Your objective:
Find the lines holding the word "JSON" and collect them.

Stored items from a collection

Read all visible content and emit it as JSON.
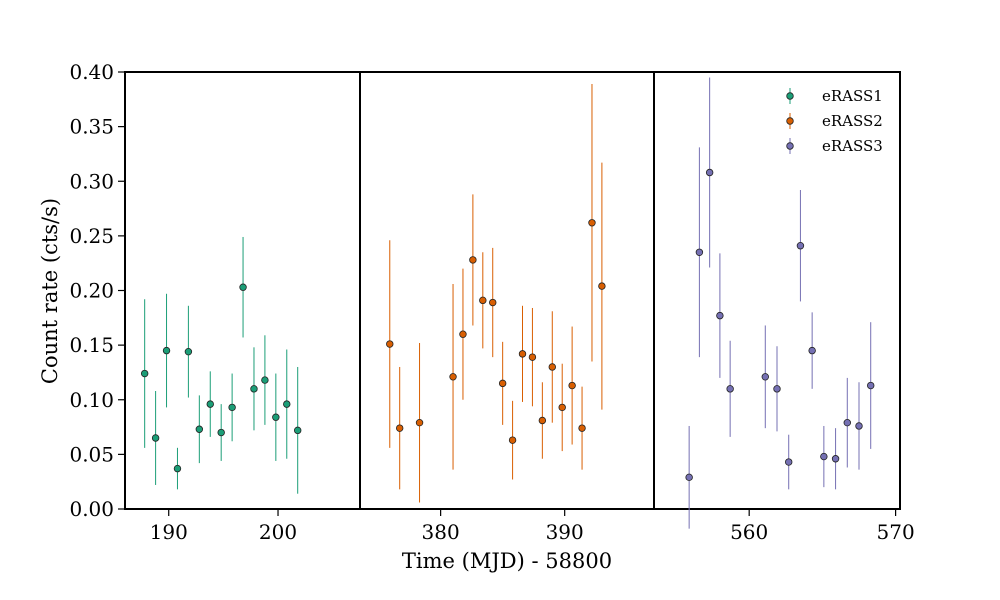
{
  "chart_data": {
    "type": "scatter",
    "ylabel": "Count rate (cts/s)",
    "xlabel": "Time (MJD) - 58800",
    "ylim": [
      0.0,
      0.4
    ],
    "yticks": [
      "0.00",
      "0.05",
      "0.10",
      "0.15",
      "0.20",
      "0.25",
      "0.30",
      "0.35",
      "0.40"
    ],
    "legend_position": "top-right",
    "panels": [
      {
        "name": "eRASS1",
        "xlim": [
          186.0,
          207.5
        ],
        "xticks": [
          "190",
          "200"
        ],
        "color": "#1b9e77"
      },
      {
        "name": "eRASS2",
        "xlim": [
          373.5,
          397.2
        ],
        "xticks": [
          "380",
          "390"
        ],
        "color": "#d95f02"
      },
      {
        "name": "eRASS3",
        "xlim": [
          553.5,
          570.3
        ],
        "xticks": [
          "560",
          "570"
        ],
        "color": "#7570b3"
      }
    ],
    "series": [
      {
        "name": "eRASS1",
        "color": "#1b9e77",
        "points": [
          {
            "x": 187.8,
            "y": 0.124,
            "err": 0.068
          },
          {
            "x": 188.8,
            "y": 0.065,
            "err": 0.043
          },
          {
            "x": 189.8,
            "y": 0.145,
            "err": 0.052
          },
          {
            "x": 190.8,
            "y": 0.037,
            "err": 0.019
          },
          {
            "x": 191.8,
            "y": 0.144,
            "err": 0.042
          },
          {
            "x": 192.8,
            "y": 0.073,
            "err": 0.031
          },
          {
            "x": 193.8,
            "y": 0.096,
            "err": 0.03
          },
          {
            "x": 194.8,
            "y": 0.07,
            "err": 0.026
          },
          {
            "x": 195.8,
            "y": 0.093,
            "err": 0.031
          },
          {
            "x": 196.8,
            "y": 0.203,
            "err": 0.046
          },
          {
            "x": 197.8,
            "y": 0.11,
            "err": 0.038
          },
          {
            "x": 198.8,
            "y": 0.118,
            "err": 0.041
          },
          {
            "x": 199.8,
            "y": 0.084,
            "err": 0.04
          },
          {
            "x": 200.8,
            "y": 0.096,
            "err": 0.05
          },
          {
            "x": 201.8,
            "y": 0.072,
            "err": 0.058
          }
        ]
      },
      {
        "name": "eRASS2",
        "color": "#d95f02",
        "points": [
          {
            "x": 375.9,
            "y": 0.151,
            "err": 0.095
          },
          {
            "x": 376.7,
            "y": 0.074,
            "err": 0.056
          },
          {
            "x": 378.3,
            "y": 0.079,
            "err": 0.073
          },
          {
            "x": 381.0,
            "y": 0.121,
            "err": 0.085
          },
          {
            "x": 381.8,
            "y": 0.16,
            "err": 0.06
          },
          {
            "x": 382.6,
            "y": 0.228,
            "err": 0.06
          },
          {
            "x": 383.4,
            "y": 0.191,
            "err": 0.044
          },
          {
            "x": 384.2,
            "y": 0.189,
            "err": 0.05
          },
          {
            "x": 385.0,
            "y": 0.115,
            "err": 0.038
          },
          {
            "x": 385.8,
            "y": 0.063,
            "err": 0.036
          },
          {
            "x": 386.6,
            "y": 0.142,
            "err": 0.044
          },
          {
            "x": 387.4,
            "y": 0.139,
            "err": 0.045
          },
          {
            "x": 388.2,
            "y": 0.081,
            "err": 0.035
          },
          {
            "x": 389.0,
            "y": 0.13,
            "err": 0.051
          },
          {
            "x": 389.8,
            "y": 0.093,
            "err": 0.04
          },
          {
            "x": 390.6,
            "y": 0.113,
            "err": 0.054
          },
          {
            "x": 391.4,
            "y": 0.074,
            "err": 0.038
          },
          {
            "x": 392.2,
            "y": 0.262,
            "err": 0.127
          },
          {
            "x": 393.0,
            "y": 0.204,
            "err": 0.113
          }
        ]
      },
      {
        "name": "eRASS3",
        "color": "#7570b3",
        "points": [
          {
            "x": 555.9,
            "y": 0.029,
            "err": 0.047
          },
          {
            "x": 556.6,
            "y": 0.235,
            "err": 0.096
          },
          {
            "x": 557.3,
            "y": 0.308,
            "err": 0.087
          },
          {
            "x": 558.0,
            "y": 0.177,
            "err": 0.057
          },
          {
            "x": 558.7,
            "y": 0.11,
            "err": 0.044
          },
          {
            "x": 561.1,
            "y": 0.121,
            "err": 0.047
          },
          {
            "x": 561.9,
            "y": 0.11,
            "err": 0.039
          },
          {
            "x": 562.7,
            "y": 0.043,
            "err": 0.025
          },
          {
            "x": 563.5,
            "y": 0.241,
            "err": 0.051
          },
          {
            "x": 564.3,
            "y": 0.145,
            "err": 0.035
          },
          {
            "x": 565.1,
            "y": 0.048,
            "err": 0.028
          },
          {
            "x": 565.9,
            "y": 0.046,
            "err": 0.028
          },
          {
            "x": 566.7,
            "y": 0.079,
            "err": 0.041
          },
          {
            "x": 567.5,
            "y": 0.076,
            "err": 0.04
          },
          {
            "x": 568.3,
            "y": 0.113,
            "err": 0.058
          }
        ]
      }
    ]
  }
}
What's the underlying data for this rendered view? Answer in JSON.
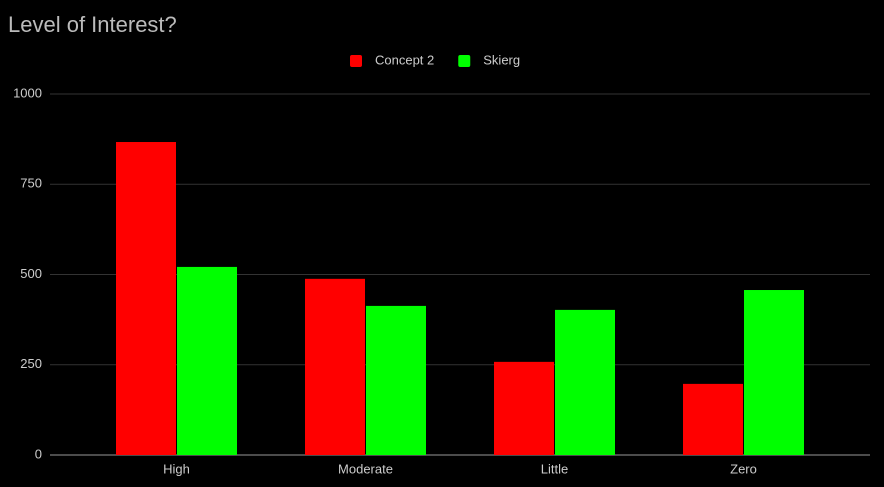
{
  "chart_data": {
    "type": "bar",
    "title": "Level of Interest?",
    "categories": [
      "High",
      "Moderate",
      "Little",
      "Zero"
    ],
    "series": [
      {
        "name": "Concept 2",
        "color": "#ff0000",
        "values": [
          867,
          488,
          258,
          197
        ]
      },
      {
        "name": "Skierg",
        "color": "#00ff00",
        "values": [
          521,
          413,
          402,
          457
        ]
      }
    ],
    "ylim": [
      0,
      1000
    ],
    "yticks": [
      0,
      250,
      500,
      750,
      1000
    ],
    "grid": true,
    "legend": "top"
  }
}
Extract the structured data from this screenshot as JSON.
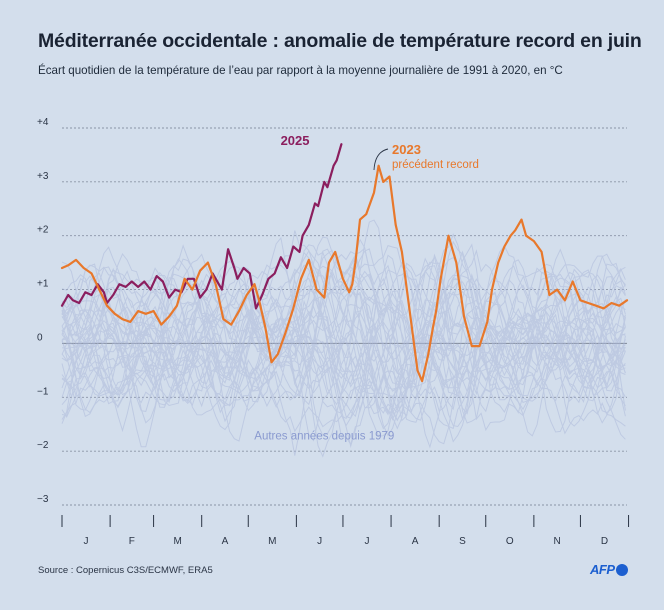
{
  "title": "Méditerranée occidentale : anomalie de température record en juin",
  "subtitle": "Écart quotidien de la température de l’eau par rapport à la moyenne journalière de 1991 à 2020, en °C",
  "source": "Source : Copernicus C3S/ECMWF, ERA5",
  "logo": "AFP",
  "chart_data": {
    "type": "line",
    "ylim": [
      -3,
      4
    ],
    "xlim": [
      1,
      365
    ],
    "y_ticks": [
      -3,
      -2,
      -1,
      0,
      1,
      2,
      3,
      4
    ],
    "y_tick_labels": [
      "−3",
      "−2",
      "−1",
      "0",
      "+1",
      "+2",
      "+3",
      "+4"
    ],
    "months": [
      "J",
      "F",
      "M",
      "A",
      "M",
      "J",
      "J",
      "A",
      "S",
      "O",
      "N",
      "D"
    ],
    "month_starts": [
      1,
      32,
      60,
      91,
      121,
      152,
      182,
      213,
      244,
      274,
      305,
      335,
      366
    ],
    "colors": {
      "2025": "#8b1e5e",
      "2023": "#e8782b",
      "others": "#aebadb",
      "grid": "#8a94a6"
    },
    "annotations": {
      "2025": {
        "label": "2025",
        "day": 155,
        "y": 3.8
      },
      "2023": {
        "label": "2023",
        "sublabel": "précédent record",
        "day": 208,
        "y": 3.6
      },
      "others": {
        "label": "Autres années depuis 1979",
        "day": 170,
        "y": -1.78
      }
    },
    "series": [
      {
        "name": "2025",
        "x": [
          1,
          5,
          8,
          12,
          16,
          20,
          24,
          28,
          30,
          34,
          38,
          42,
          46,
          50,
          54,
          58,
          62,
          66,
          70,
          74,
          78,
          82,
          86,
          90,
          94,
          98,
          102,
          104,
          108,
          112,
          114,
          118,
          122,
          126,
          130,
          134,
          138,
          142,
          146,
          150,
          154,
          156,
          160,
          164,
          166,
          170,
          172,
          176,
          178,
          181
        ],
        "y": [
          0.7,
          0.9,
          0.8,
          0.75,
          0.95,
          0.9,
          1.1,
          0.95,
          0.75,
          0.9,
          1.1,
          1.05,
          1.15,
          1.05,
          1.15,
          1.0,
          1.25,
          1.15,
          0.85,
          1.0,
          0.95,
          1.2,
          1.2,
          0.85,
          1.0,
          1.3,
          1.1,
          1.0,
          1.75,
          1.4,
          1.2,
          1.4,
          1.3,
          0.65,
          0.9,
          1.2,
          1.3,
          1.6,
          1.4,
          1.8,
          1.7,
          2.0,
          2.2,
          2.6,
          2.55,
          3.0,
          2.9,
          3.3,
          3.4,
          3.7
        ]
      },
      {
        "name": "2023",
        "x": [
          1,
          5,
          10,
          15,
          20,
          25,
          30,
          35,
          40,
          45,
          50,
          55,
          60,
          65,
          70,
          75,
          80,
          85,
          90,
          95,
          100,
          105,
          110,
          115,
          120,
          125,
          128,
          132,
          136,
          140,
          145,
          150,
          155,
          160,
          165,
          170,
          173,
          177,
          182,
          186,
          188,
          190,
          193,
          197,
          202,
          205,
          208,
          212,
          216,
          220,
          225,
          230,
          233,
          237,
          240,
          242,
          245,
          250,
          255,
          260,
          265,
          270,
          275,
          278,
          282,
          286,
          290,
          293,
          297,
          300,
          305,
          310,
          315,
          320,
          325,
          330,
          335,
          340,
          345,
          350,
          355,
          360,
          365
        ],
        "y": [
          1.4,
          1.45,
          1.55,
          1.4,
          1.3,
          1.0,
          0.7,
          0.55,
          0.45,
          0.4,
          0.6,
          0.55,
          0.6,
          0.35,
          0.5,
          0.7,
          1.2,
          1.0,
          1.35,
          1.5,
          1.1,
          0.45,
          0.35,
          0.6,
          0.9,
          1.1,
          0.8,
          0.3,
          -0.35,
          -0.2,
          0.2,
          0.65,
          1.2,
          1.55,
          1.0,
          0.85,
          1.5,
          1.7,
          1.2,
          0.95,
          1.1,
          1.5,
          2.3,
          2.4,
          2.8,
          3.3,
          3.0,
          3.1,
          2.2,
          1.7,
          0.6,
          -0.5,
          -0.7,
          -0.2,
          0.3,
          0.6,
          1.2,
          2.0,
          1.5,
          0.5,
          -0.05,
          -0.05,
          0.4,
          1.0,
          1.5,
          1.8,
          2.0,
          2.1,
          2.3,
          2.0,
          1.9,
          1.7,
          0.9,
          1.0,
          0.8,
          1.15,
          0.8,
          0.75,
          0.7,
          0.65,
          0.75,
          0.7,
          0.8
        ]
      }
    ]
  }
}
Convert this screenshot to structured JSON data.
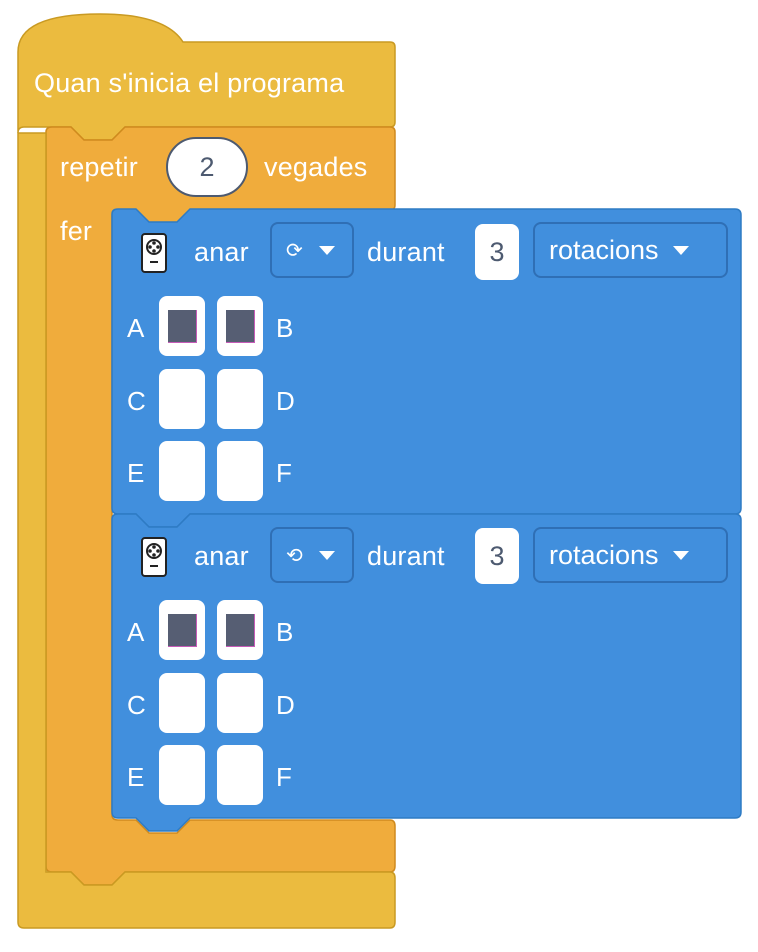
{
  "colors": {
    "event_block": "#ebbb3f",
    "loop_block": "#f0ac3c",
    "move_block": "#418fdd",
    "motor_on": "#565e73"
  },
  "event_block": {
    "label": "Quan s'inicia el programa"
  },
  "repeat_block": {
    "label_before": "repetir",
    "count": "2",
    "label_after": "vegades",
    "do_label": "fer"
  },
  "move_blocks": [
    {
      "robot_icon": "robot-remote-icon",
      "verb": "anar",
      "direction_icon": "rotate-clockwise-icon",
      "direction_glyph": "⟳",
      "during": "durant",
      "amount": "3",
      "unit": "rotacions",
      "motors": [
        {
          "left_label": "A",
          "left_on": true,
          "right_label": "B",
          "right_on": true
        },
        {
          "left_label": "C",
          "left_on": false,
          "right_label": "D",
          "right_on": false
        },
        {
          "left_label": "E",
          "left_on": false,
          "right_label": "F",
          "right_on": false
        }
      ]
    },
    {
      "robot_icon": "robot-remote-icon",
      "verb": "anar",
      "direction_icon": "rotate-counterclockwise-icon",
      "direction_glyph": "⟲",
      "during": "durant",
      "amount": "3",
      "unit": "rotacions",
      "motors": [
        {
          "left_label": "A",
          "left_on": true,
          "right_label": "B",
          "right_on": true
        },
        {
          "left_label": "C",
          "left_on": false,
          "right_label": "D",
          "right_on": false
        },
        {
          "left_label": "E",
          "left_on": false,
          "right_label": "F",
          "right_on": false
        }
      ]
    }
  ]
}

Correct output:
Read all visible content and emit it as JSON.
What's the underlying data for this rendered view? Answer in JSON.
Extract the structured data from this screenshot as JSON.
Convert this screenshot to structured JSON data.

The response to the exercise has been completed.